REQUIREMENT: Say how many lines of the material below contain the word "name", with no other words.

INPUT ROWS:
-=-=-=-=-

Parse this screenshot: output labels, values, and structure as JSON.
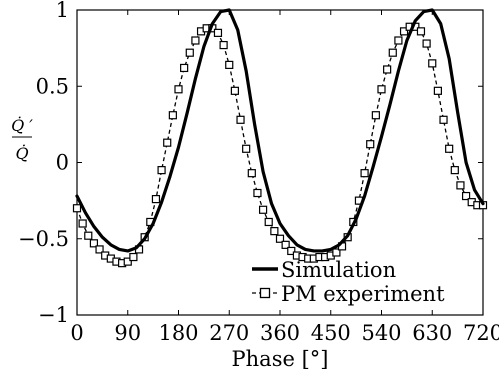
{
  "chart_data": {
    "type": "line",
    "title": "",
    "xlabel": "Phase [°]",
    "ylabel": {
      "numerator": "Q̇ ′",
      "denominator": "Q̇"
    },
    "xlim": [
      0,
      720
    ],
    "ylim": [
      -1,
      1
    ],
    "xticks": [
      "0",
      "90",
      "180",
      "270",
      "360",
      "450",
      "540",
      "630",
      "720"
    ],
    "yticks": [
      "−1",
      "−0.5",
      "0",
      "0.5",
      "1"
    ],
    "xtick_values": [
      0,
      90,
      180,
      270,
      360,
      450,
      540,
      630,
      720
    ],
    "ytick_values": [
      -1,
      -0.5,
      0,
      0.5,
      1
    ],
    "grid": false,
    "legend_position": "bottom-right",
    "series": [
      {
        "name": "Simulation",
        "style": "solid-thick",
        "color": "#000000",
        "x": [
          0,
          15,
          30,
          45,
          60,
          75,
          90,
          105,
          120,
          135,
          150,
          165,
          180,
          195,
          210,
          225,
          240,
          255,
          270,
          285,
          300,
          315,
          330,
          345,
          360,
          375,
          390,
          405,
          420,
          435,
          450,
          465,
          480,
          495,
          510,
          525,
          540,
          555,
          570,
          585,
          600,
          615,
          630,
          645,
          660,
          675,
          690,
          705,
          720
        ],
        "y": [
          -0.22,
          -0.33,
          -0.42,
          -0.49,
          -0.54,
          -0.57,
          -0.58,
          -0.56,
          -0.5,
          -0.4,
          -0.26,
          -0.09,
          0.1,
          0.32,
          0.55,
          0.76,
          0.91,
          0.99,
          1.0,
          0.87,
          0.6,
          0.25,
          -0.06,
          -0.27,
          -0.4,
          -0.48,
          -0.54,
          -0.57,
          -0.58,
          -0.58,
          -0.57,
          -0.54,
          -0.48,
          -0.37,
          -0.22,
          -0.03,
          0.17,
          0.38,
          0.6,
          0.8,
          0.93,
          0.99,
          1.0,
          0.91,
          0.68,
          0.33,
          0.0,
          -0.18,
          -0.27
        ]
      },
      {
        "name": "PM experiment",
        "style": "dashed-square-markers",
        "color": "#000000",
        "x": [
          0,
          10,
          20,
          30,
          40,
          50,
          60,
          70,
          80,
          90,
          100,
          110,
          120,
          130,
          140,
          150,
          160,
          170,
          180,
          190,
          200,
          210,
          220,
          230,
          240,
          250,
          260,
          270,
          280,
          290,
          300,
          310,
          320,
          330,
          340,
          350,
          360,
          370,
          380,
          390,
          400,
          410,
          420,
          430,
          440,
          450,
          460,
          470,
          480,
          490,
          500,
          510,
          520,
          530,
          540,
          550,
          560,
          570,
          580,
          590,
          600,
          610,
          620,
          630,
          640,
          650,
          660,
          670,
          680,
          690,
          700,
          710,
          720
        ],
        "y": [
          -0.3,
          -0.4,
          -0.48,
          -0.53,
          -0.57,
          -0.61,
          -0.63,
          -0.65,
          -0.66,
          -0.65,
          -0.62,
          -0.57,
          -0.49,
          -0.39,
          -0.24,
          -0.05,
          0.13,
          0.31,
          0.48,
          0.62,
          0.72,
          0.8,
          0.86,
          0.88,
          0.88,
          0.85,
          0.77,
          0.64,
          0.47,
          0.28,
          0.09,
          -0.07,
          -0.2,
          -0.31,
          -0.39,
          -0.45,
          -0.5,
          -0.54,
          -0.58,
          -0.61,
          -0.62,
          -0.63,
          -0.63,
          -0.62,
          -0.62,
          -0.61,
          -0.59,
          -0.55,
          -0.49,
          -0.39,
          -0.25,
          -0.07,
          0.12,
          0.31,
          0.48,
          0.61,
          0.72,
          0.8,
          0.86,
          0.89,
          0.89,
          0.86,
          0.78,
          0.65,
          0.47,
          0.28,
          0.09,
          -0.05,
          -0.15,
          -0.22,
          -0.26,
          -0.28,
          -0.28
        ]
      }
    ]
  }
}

-=-=-=-=-

ANSWER IN FULL: 2